> _WHAT IS NEEDED_
Read the entries below and pull out each line with the string "temperature".

┌────────

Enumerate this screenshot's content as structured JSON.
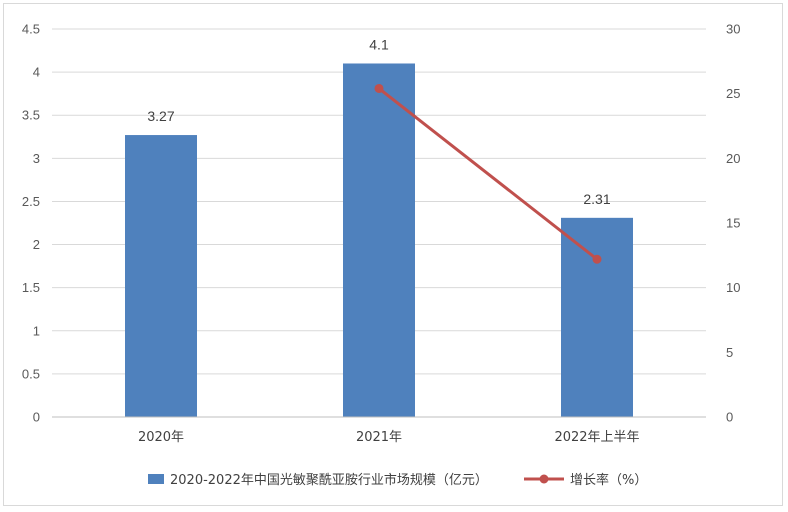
{
  "chart_data": {
    "type": "bar",
    "categories": [
      "2020年",
      "2021年",
      "2022年上半年"
    ],
    "series": [
      {
        "name": "2020-2022年中国光敏聚酰亚胺行业市场规模（亿元）",
        "type": "bar",
        "axis": "left",
        "values": [
          3.27,
          4.1,
          2.31
        ],
        "data_labels": [
          "3.27",
          "4.1",
          "2.31"
        ],
        "color": "#4f81bd"
      },
      {
        "name": "增长率（%）",
        "type": "line",
        "axis": "right",
        "values": [
          null,
          25.4,
          12.2
        ],
        "color": "#c0504d"
      }
    ],
    "ylim_left": [
      0,
      4.5
    ],
    "yticks_left": [
      "0",
      "0.5",
      "1",
      "1.5",
      "2",
      "2.5",
      "3",
      "3.5",
      "4",
      "4.5"
    ],
    "ylim_right": [
      0,
      30
    ],
    "yticks_right": [
      "0",
      "5",
      "10",
      "15",
      "20",
      "25",
      "30"
    ],
    "grid": true,
    "legend_position": "bottom"
  }
}
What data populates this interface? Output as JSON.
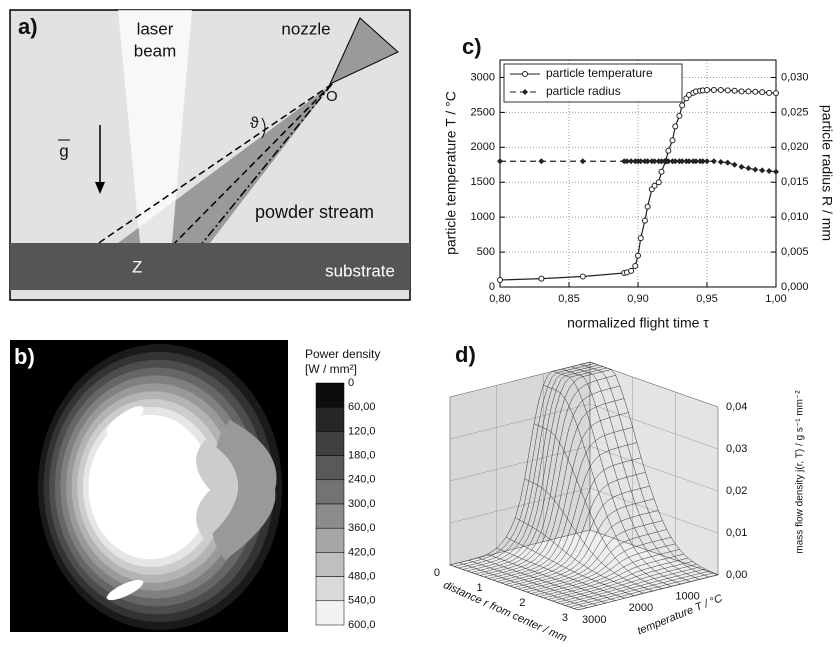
{
  "panel_a": {
    "label": "a)",
    "laser": "laser",
    "beam": "beam",
    "nozzle": "nozzle",
    "origin": "O",
    "angle": "ϑ",
    "gravity": "g",
    "powder": "powder stream",
    "z": "Z",
    "substrate": "substrate"
  },
  "panel_b": {
    "label": "b)",
    "title": "Power density",
    "unit": "[W / mm²]",
    "levels": [
      "0",
      "60,00",
      "120,0",
      "180,0",
      "240,0",
      "300,0",
      "360,0",
      "420,0",
      "480,0",
      "540,0",
      "600,0"
    ]
  },
  "chart_data": {
    "type": "line",
    "panel_label": "c)",
    "x_label": "normalized flight time τ",
    "y_label": "particle temperature T / °C",
    "y2_label": "particle radius R / mm",
    "x": [
      0.8,
      0.83,
      0.86,
      0.89,
      0.892,
      0.895,
      0.898,
      0.9,
      0.902,
      0.905,
      0.907,
      0.91,
      0.912,
      0.915,
      0.917,
      0.92,
      0.922,
      0.925,
      0.927,
      0.93,
      0.932,
      0.935,
      0.937,
      0.94,
      0.942,
      0.945,
      0.947,
      0.95,
      0.955,
      0.96,
      0.965,
      0.97,
      0.975,
      0.98,
      0.985,
      0.99,
      0.995,
      1.0
    ],
    "series": [
      {
        "name": "particle temperature",
        "color": "#222222",
        "style": "solid",
        "marker": "circle",
        "values": [
          100,
          120,
          150,
          200,
          210,
          230,
          300,
          450,
          700,
          950,
          1150,
          1400,
          1450,
          1500,
          1650,
          1800,
          1950,
          2100,
          2300,
          2450,
          2600,
          2700,
          2750,
          2780,
          2800,
          2810,
          2815,
          2820,
          2820,
          2820,
          2815,
          2810,
          2800,
          2800,
          2795,
          2790,
          2780,
          2775
        ]
      },
      {
        "name": "particle radius",
        "color": "#222222",
        "style": "dashed",
        "marker": "diamond",
        "axis": "y2",
        "values": [
          0.018,
          0.018,
          0.018,
          0.018,
          0.018,
          0.018,
          0.018,
          0.018,
          0.018,
          0.018,
          0.018,
          0.018,
          0.018,
          0.018,
          0.018,
          0.018,
          0.018,
          0.018,
          0.018,
          0.018,
          0.018,
          0.018,
          0.018,
          0.018,
          0.018,
          0.018,
          0.018,
          0.018,
          0.018,
          0.0179,
          0.0178,
          0.0175,
          0.0172,
          0.017,
          0.0168,
          0.0167,
          0.0166,
          0.0165
        ]
      }
    ],
    "xlim": [
      0.8,
      1.0
    ],
    "xticks": [
      {
        "value": 0.8,
        "label": "0,80"
      },
      {
        "value": 0.85,
        "label": "0,85"
      },
      {
        "value": 0.9,
        "label": "0,90"
      },
      {
        "value": 0.95,
        "label": "0,95"
      },
      {
        "value": 1.0,
        "label": "1,00"
      }
    ],
    "ylim": [
      0,
      3250
    ],
    "yticks": [
      0,
      500,
      1000,
      1500,
      2000,
      2500,
      3000
    ],
    "y2lim": [
      0,
      0.0325
    ],
    "y2ticks": [
      {
        "value": 0,
        "label": "0,000"
      },
      {
        "value": 0.005,
        "label": "0,005"
      },
      {
        "value": 0.01,
        "label": "0,010"
      },
      {
        "value": 0.015,
        "label": "0,015"
      },
      {
        "value": 0.02,
        "label": "0,020"
      },
      {
        "value": 0.025,
        "label": "0,025"
      },
      {
        "value": 0.03,
        "label": "0,030"
      }
    ],
    "grid": true,
    "legend": "top-left"
  },
  "panel_d": {
    "label": "d)",
    "z_label": "mass flow density j(r, T) / g s⁻¹ mm⁻²",
    "r_label": "distance r from center / mm",
    "t_label": "temperature T / °C",
    "z_ticks": [
      "0,00",
      "0,01",
      "0,02",
      "0,03",
      "0,04"
    ],
    "r_ticks": [
      "0",
      "1",
      "2",
      "3"
    ],
    "t_ticks": [
      "1000",
      "2000",
      "3000"
    ]
  }
}
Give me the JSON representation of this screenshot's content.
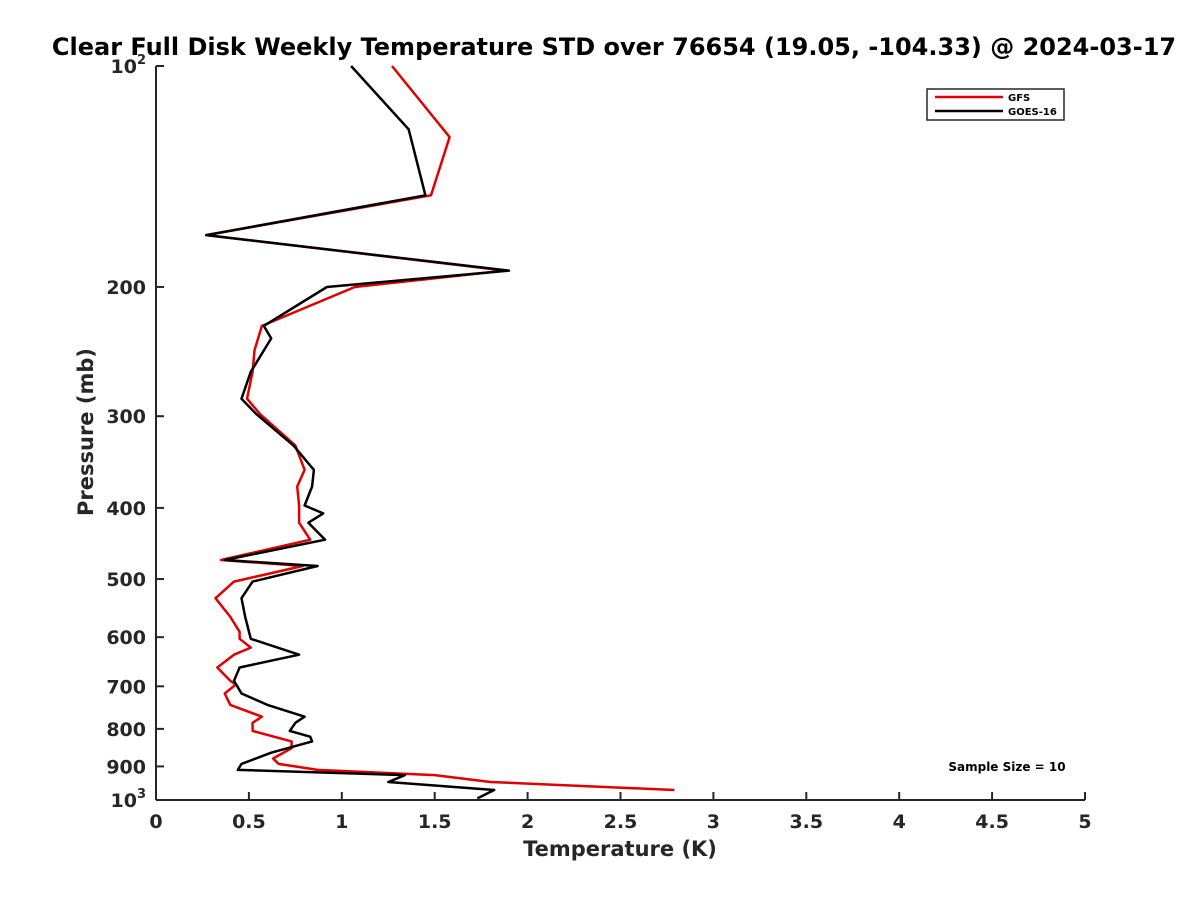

└────────

> _SOLUTION TO THIS PROBLEM_
    "y_label": "particle temperature T / °C",
        "name": "particle temperature",
    "t_label": "temperature T / °C",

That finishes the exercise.